Task goal: Select every line below containing the word "Василия".
* start Exercise inputs *
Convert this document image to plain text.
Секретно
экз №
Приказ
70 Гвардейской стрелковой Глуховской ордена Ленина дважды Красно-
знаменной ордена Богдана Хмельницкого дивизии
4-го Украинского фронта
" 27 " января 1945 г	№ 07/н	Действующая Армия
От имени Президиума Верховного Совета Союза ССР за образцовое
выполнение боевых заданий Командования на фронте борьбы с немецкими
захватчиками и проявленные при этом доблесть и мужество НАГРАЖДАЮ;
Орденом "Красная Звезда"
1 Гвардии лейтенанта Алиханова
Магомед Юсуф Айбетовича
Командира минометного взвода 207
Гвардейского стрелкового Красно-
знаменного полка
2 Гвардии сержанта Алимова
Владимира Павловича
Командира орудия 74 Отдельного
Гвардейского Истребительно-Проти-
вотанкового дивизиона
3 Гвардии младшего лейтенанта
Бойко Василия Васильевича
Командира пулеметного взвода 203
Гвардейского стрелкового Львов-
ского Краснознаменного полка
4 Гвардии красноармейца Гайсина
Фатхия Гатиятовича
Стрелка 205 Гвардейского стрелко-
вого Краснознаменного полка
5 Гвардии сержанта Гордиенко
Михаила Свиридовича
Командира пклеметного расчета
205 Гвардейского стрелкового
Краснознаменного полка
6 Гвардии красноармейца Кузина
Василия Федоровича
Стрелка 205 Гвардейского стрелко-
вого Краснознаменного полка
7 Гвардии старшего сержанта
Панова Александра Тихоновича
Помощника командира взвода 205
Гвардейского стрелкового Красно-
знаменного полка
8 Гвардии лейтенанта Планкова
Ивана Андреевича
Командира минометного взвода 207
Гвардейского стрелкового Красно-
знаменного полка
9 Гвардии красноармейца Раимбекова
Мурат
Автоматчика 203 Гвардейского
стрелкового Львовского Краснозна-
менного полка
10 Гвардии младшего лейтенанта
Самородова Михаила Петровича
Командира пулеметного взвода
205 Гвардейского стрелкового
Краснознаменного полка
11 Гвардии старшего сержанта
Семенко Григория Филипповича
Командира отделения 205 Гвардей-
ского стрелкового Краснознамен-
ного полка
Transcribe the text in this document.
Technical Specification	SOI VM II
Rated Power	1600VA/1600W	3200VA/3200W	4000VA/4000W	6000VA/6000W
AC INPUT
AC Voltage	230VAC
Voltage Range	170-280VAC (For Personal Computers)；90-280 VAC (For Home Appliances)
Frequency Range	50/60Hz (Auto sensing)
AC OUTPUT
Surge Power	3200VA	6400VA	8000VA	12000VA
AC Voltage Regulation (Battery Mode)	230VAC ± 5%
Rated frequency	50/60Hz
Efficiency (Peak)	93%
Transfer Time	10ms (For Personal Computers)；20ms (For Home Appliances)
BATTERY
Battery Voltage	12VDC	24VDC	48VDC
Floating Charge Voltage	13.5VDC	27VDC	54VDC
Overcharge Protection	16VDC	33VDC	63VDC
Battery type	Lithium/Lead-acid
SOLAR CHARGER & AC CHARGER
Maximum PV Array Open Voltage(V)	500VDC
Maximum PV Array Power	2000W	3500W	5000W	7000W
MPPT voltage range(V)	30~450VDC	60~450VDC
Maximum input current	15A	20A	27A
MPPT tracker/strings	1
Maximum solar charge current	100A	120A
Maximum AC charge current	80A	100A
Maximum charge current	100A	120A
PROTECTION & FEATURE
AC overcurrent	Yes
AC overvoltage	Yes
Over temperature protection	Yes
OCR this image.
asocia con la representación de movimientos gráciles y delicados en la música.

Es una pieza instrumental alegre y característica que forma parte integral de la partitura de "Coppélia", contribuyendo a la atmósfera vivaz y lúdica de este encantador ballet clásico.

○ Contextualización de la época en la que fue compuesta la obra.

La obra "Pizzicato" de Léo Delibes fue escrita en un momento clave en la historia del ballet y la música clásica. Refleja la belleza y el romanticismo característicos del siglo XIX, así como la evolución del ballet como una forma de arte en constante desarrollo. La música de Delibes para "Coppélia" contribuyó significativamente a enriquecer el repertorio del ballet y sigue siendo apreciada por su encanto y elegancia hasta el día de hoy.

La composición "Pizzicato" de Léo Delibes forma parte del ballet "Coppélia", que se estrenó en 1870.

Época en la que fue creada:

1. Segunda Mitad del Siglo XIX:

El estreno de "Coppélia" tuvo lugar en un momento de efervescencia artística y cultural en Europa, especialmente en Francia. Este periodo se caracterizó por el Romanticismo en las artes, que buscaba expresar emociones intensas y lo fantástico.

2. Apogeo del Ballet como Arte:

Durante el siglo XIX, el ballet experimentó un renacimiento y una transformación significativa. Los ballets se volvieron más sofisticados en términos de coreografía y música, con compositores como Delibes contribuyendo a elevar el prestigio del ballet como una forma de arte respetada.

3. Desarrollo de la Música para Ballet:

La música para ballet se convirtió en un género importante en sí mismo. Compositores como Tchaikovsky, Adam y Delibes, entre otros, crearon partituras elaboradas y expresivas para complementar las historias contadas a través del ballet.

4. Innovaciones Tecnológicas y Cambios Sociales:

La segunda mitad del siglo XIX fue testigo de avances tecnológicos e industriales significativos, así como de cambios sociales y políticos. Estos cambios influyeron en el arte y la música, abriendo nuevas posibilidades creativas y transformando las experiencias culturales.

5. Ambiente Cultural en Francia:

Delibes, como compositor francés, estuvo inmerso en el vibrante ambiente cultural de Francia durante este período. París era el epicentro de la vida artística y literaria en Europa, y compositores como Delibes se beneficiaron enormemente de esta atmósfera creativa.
* end Exercise inputs *
Answer to this task:
Бойко Василия Васильевича
Василия Федоровича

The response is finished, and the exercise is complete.